→ TASK TO COMPLETE: Write out exactly the lines running from the one that contains "Extract the structured" through the end of the material.

Records excerpted from a collection
##############################

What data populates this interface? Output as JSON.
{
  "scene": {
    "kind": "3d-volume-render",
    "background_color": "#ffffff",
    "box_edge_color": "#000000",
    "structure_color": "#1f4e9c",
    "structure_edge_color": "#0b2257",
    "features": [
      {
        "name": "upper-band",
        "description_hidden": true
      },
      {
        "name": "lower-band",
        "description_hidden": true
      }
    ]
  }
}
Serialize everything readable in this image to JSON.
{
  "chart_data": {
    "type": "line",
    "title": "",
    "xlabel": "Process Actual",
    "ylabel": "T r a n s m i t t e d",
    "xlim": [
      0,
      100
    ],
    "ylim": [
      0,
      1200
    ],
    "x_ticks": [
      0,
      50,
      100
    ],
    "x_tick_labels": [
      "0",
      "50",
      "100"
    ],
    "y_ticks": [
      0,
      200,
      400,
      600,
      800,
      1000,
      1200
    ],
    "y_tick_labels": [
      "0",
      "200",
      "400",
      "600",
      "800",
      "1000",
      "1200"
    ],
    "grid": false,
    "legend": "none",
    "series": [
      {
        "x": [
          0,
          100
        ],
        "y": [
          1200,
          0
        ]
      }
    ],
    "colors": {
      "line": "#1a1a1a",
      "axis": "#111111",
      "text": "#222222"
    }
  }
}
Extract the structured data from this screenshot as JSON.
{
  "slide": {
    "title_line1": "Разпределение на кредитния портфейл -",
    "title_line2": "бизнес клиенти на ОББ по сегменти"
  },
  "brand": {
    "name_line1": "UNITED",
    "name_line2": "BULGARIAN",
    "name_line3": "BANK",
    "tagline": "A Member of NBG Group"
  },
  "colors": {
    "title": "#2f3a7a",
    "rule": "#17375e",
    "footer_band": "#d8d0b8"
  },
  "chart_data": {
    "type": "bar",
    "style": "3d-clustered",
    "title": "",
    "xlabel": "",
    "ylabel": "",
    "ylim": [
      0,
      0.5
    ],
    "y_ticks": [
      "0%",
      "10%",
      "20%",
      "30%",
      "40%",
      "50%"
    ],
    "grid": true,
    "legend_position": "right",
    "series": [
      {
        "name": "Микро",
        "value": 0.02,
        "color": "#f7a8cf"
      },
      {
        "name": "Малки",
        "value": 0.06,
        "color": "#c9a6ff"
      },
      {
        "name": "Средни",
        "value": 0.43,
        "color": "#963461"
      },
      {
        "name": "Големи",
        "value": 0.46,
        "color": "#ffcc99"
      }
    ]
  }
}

##############################

→ OUTPUT BELOW:
Extract the structured data from this screenshot as JSON.
{
  "slide": {
    "title_line1": "Разпределение на кредитния портфейл -",
    "title_line2": "бизнес клиенти на ОББ по сегменти"
  },
  "brand": {
    "name_line1": "UNITED",
    "name_line2": "BULGARIAN",
    "name_line3": "BANK",
    "tagline": "A Member of NBG Group"
  },
  "colors": {
    "title": "#2f3a7a",
    "rule": "#17375e",
    "footer_band": "#d8d0b8"
  },
  "chart_data": {
    "type": "bar",
    "style": "3d-clustered",
    "title": "",
    "xlabel": "",
    "ylabel": "",
    "ylim": [
      0,
      0.5
    ],
    "y_ticks": [
      "0%",
      "10%",
      "20%",
      "30%",
      "40%",
      "50%"
    ],
    "grid": true,
    "legend_position": "right",
    "series": [
      {
        "name": "Микро",
        "value": 0.02,
        "color": "#f7a8cf"
      },
      {
        "name": "Малки",
        "value": 0.06,
        "color": "#c9a6ff"
      },
      {
        "name": "Средни",
        "value": 0.43,
        "color": "#963461"
      },
      {
        "name": "Големи",
        "value": 0.46,
        "color": "#ffcc99"
      }
    ]
  }
}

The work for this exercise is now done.